■ Given task:
Your task is to copy each line that has the word "ROAD".

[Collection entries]
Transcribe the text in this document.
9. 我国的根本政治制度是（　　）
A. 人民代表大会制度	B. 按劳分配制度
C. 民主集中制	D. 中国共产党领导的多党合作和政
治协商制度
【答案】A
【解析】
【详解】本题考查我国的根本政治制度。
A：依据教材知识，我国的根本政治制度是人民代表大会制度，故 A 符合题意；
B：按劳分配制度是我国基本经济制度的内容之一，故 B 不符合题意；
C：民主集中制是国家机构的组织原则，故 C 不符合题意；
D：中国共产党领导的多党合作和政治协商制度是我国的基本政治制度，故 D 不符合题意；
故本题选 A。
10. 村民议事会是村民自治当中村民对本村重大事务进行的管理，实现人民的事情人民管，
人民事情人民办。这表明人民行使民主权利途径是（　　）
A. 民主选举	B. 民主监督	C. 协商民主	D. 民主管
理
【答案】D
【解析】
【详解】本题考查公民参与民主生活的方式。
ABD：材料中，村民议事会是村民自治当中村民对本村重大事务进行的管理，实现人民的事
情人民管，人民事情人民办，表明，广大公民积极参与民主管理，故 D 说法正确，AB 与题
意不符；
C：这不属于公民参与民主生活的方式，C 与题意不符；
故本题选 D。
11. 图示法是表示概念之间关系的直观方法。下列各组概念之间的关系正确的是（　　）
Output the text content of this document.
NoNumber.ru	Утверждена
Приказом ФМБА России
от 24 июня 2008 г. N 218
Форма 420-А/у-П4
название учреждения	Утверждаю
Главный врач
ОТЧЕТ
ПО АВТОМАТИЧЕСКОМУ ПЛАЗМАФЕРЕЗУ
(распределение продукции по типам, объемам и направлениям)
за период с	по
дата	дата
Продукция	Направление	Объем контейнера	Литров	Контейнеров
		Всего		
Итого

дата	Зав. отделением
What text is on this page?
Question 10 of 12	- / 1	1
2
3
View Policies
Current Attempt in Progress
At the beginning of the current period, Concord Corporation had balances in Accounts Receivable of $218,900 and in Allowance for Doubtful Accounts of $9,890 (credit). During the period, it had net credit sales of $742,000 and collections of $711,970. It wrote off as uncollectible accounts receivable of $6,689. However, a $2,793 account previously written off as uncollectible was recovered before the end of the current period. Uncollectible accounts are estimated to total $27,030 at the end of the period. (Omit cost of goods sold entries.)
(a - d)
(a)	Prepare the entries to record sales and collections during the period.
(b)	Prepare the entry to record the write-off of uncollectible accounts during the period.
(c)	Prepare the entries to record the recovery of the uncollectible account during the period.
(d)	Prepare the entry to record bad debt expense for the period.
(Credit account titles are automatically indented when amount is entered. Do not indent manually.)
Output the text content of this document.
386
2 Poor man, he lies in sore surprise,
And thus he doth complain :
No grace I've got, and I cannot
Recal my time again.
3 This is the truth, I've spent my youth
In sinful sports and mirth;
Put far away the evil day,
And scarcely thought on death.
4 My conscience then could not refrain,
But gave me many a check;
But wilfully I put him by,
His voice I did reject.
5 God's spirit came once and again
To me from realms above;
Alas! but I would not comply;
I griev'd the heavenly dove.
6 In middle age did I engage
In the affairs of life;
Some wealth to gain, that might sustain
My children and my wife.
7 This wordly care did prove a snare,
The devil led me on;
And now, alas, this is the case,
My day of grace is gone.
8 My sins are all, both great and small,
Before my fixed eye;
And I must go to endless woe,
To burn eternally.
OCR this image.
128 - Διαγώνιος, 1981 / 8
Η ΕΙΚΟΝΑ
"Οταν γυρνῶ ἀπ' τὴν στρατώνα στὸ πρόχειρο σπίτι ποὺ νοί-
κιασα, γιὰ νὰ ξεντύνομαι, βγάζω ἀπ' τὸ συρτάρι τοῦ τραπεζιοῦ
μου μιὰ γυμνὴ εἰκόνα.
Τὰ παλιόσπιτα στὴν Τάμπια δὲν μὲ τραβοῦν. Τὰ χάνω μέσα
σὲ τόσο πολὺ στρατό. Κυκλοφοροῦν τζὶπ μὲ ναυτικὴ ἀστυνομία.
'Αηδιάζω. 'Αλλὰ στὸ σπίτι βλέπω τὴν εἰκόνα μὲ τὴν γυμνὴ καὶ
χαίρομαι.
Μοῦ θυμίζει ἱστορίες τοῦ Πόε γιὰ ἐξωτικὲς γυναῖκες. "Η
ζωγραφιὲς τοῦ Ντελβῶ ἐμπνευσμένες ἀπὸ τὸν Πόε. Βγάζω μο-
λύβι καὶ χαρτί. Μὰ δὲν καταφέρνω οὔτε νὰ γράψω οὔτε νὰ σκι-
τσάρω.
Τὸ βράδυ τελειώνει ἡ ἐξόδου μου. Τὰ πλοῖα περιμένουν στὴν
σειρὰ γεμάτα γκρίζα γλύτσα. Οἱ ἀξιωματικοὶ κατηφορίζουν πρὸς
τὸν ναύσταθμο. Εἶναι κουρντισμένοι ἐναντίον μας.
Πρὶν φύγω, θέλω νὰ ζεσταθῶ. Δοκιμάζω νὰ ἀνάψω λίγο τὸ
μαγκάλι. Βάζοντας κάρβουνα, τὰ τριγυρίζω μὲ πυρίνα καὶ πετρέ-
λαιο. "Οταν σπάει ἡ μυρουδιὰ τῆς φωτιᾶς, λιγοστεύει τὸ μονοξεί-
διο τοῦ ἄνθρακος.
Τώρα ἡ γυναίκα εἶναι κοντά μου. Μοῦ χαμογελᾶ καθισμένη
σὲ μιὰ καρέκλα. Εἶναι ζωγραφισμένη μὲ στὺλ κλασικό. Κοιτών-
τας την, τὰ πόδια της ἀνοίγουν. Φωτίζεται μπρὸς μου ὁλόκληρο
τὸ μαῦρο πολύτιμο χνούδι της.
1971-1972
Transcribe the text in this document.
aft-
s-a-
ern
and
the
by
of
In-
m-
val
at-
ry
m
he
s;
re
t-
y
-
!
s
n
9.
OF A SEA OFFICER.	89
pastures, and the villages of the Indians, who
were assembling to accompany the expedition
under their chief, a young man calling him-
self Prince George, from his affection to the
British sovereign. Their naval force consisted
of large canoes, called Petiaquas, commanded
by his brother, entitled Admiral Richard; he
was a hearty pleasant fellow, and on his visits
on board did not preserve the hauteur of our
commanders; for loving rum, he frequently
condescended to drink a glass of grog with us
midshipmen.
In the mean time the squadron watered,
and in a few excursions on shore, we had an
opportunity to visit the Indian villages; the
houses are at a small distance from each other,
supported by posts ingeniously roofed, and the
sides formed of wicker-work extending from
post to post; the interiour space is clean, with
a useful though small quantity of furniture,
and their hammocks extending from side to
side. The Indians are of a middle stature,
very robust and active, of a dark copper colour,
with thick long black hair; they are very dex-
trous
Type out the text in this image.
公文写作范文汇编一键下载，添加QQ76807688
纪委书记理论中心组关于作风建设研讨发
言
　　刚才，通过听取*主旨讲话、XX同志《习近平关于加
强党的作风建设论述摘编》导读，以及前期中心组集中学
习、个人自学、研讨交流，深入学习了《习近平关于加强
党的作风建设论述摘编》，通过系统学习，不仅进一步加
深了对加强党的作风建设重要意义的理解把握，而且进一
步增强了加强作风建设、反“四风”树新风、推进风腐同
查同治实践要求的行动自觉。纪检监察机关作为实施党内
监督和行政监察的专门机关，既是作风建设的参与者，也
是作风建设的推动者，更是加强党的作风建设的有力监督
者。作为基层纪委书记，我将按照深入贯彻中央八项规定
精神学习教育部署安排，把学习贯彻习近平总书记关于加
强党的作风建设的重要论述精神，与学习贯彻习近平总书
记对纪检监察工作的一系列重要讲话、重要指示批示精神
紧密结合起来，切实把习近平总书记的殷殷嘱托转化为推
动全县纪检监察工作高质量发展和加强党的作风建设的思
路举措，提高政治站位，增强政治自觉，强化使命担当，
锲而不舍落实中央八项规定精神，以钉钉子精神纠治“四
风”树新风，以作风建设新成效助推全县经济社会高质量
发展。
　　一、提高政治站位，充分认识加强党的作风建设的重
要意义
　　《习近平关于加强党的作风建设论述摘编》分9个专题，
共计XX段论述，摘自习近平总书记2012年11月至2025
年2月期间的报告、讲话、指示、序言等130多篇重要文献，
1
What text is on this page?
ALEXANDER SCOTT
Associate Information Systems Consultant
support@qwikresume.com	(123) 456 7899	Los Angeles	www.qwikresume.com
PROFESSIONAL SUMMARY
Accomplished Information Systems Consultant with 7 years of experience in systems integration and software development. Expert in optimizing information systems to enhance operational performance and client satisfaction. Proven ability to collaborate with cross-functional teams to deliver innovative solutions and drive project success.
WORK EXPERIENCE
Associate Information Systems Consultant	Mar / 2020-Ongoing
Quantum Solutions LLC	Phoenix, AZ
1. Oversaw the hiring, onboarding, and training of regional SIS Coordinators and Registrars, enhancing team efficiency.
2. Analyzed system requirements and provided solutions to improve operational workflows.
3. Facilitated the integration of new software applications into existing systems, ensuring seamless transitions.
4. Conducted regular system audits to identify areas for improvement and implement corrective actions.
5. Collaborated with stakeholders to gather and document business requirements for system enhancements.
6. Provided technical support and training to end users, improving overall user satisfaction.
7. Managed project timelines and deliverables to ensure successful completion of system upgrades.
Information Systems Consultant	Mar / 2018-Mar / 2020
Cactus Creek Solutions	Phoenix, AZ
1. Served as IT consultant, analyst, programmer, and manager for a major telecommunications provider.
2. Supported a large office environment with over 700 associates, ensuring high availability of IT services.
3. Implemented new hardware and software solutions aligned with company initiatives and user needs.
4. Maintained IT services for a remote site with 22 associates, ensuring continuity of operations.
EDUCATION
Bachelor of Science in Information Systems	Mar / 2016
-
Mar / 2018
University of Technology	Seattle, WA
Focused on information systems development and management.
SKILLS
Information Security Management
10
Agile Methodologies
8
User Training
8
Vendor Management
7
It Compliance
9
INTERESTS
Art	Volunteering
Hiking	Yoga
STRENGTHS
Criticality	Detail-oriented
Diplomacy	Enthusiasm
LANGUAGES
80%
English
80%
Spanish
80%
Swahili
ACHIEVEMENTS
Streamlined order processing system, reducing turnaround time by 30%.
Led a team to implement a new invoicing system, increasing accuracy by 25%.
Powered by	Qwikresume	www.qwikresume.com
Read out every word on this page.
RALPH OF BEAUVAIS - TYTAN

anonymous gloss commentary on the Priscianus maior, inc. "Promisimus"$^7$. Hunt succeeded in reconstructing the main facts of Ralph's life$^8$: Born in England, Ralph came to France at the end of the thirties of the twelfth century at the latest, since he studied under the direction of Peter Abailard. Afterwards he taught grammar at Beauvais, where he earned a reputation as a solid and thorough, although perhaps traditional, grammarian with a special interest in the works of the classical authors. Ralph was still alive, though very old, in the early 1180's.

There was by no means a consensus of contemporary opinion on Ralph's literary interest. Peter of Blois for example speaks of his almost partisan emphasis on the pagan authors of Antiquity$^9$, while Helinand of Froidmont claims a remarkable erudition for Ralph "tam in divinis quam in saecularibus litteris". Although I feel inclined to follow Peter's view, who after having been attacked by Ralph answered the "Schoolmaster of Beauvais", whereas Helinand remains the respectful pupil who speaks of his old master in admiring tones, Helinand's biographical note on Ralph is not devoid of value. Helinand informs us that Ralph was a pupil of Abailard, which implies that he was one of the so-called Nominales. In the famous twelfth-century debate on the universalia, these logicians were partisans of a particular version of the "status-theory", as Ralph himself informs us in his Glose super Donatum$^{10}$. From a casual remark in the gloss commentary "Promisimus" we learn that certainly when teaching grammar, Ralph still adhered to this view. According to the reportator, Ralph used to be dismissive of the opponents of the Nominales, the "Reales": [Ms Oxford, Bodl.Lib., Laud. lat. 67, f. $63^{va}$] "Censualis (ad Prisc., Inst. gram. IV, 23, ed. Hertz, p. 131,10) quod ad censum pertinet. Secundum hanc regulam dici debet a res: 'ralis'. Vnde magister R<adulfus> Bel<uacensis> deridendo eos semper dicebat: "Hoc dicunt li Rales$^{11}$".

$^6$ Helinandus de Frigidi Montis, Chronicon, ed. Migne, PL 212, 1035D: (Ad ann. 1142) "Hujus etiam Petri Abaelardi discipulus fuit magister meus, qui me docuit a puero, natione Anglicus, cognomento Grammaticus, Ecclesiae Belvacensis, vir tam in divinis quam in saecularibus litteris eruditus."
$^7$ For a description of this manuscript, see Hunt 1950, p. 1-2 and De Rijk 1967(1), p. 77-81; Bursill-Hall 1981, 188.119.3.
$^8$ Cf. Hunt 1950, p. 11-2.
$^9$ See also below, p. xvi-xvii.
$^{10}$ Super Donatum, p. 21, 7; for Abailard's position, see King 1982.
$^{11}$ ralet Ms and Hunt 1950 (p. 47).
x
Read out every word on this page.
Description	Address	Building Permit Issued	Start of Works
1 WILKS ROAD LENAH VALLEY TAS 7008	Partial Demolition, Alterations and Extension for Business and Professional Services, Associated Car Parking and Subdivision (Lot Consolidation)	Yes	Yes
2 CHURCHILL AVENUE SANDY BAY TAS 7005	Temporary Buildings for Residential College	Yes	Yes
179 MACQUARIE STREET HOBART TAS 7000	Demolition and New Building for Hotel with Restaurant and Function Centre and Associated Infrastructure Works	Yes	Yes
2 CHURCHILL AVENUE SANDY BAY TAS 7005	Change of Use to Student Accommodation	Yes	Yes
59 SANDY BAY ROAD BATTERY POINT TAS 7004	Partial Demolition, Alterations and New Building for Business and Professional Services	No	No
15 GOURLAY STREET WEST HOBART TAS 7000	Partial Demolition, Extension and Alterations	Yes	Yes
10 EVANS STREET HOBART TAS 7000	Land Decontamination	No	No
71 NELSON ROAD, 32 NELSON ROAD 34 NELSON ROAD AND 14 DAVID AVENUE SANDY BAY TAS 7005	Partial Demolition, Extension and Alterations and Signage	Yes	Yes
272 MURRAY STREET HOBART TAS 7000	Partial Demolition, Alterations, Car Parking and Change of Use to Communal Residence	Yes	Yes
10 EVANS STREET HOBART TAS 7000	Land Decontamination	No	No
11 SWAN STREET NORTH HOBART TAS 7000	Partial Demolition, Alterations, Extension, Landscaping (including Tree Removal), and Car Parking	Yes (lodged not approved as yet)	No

■ Worked answer:
1 WILKS ROAD LENAH VALLEY TAS 7008	Partial Demolition, Alterations and Extension for Business and Professional Services, Associated Car Parking and Subdivision (Lot Consolidation)	Yes	Yes
59 SANDY BAY ROAD BATTERY POINT TAS 7004	Partial Demolition, Alterations and New Building for Business and Professional Services	No	No
71 NELSON ROAD, 32 NELSON ROAD 34 NELSON ROAD AND 14 DAVID AVENUE SANDY BAY TAS 7005	Partial Demolition, Extension and Alterations and Signage	Yes	Yes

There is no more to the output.